Task objective — Copy exactly the run of lines that begins at the line with "What data populates" and ends at the final line of the entries.

Data for this exercise —
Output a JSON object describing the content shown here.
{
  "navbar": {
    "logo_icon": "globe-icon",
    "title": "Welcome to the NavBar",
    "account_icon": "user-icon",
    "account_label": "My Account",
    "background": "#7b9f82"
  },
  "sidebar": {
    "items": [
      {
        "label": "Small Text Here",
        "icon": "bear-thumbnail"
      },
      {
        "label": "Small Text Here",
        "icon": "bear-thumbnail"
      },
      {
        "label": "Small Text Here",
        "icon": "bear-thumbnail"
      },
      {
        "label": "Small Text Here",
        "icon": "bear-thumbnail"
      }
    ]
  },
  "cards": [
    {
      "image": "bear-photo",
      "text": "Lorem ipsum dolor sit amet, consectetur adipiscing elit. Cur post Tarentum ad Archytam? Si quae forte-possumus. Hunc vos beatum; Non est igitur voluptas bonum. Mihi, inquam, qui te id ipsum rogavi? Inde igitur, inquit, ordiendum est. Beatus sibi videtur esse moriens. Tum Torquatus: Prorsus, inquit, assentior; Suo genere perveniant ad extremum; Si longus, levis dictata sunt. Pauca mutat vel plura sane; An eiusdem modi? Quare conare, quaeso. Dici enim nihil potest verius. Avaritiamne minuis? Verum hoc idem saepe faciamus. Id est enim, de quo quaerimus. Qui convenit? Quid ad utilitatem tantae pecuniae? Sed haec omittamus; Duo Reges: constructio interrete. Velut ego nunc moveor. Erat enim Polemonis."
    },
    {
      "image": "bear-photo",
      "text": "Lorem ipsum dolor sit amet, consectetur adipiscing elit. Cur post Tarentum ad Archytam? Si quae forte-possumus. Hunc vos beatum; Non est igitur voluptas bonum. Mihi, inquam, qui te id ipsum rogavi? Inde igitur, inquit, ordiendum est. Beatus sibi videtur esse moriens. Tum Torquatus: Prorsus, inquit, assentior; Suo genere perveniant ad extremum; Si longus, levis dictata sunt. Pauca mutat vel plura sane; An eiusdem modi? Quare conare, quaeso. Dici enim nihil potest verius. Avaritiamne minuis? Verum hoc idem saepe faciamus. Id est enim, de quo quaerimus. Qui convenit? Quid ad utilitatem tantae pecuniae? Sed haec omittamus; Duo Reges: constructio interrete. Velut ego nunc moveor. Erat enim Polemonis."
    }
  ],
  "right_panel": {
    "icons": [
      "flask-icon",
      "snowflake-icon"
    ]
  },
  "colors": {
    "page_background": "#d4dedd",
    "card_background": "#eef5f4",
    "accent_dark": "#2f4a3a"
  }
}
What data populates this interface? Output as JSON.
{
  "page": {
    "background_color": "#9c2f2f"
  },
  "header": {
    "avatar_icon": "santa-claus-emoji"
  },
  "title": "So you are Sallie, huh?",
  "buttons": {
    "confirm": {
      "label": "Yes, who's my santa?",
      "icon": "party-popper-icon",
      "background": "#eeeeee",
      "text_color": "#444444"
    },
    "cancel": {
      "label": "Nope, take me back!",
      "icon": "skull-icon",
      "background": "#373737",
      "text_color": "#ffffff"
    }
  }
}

Output below —
What data populates this interface? Output as JSON.
{
  "page": {
    "background_color": "#9c2f2f"
  },
  "header": {
    "avatar_icon": "santa-claus-emoji"
  },
  "title": "So you are Sallie, huh?",
  "buttons": {
    "confirm": {
      "label": "Yes, who's my santa?",
      "icon": "party-popper-icon",
      "background": "#eeeeee",
      "text_color": "#444444"
    },
    "cancel": {
      "label": "Nope, take me back!",
      "icon": "skull-icon",
      "background": "#373737",
      "text_color": "#ffffff"
    }
  }
}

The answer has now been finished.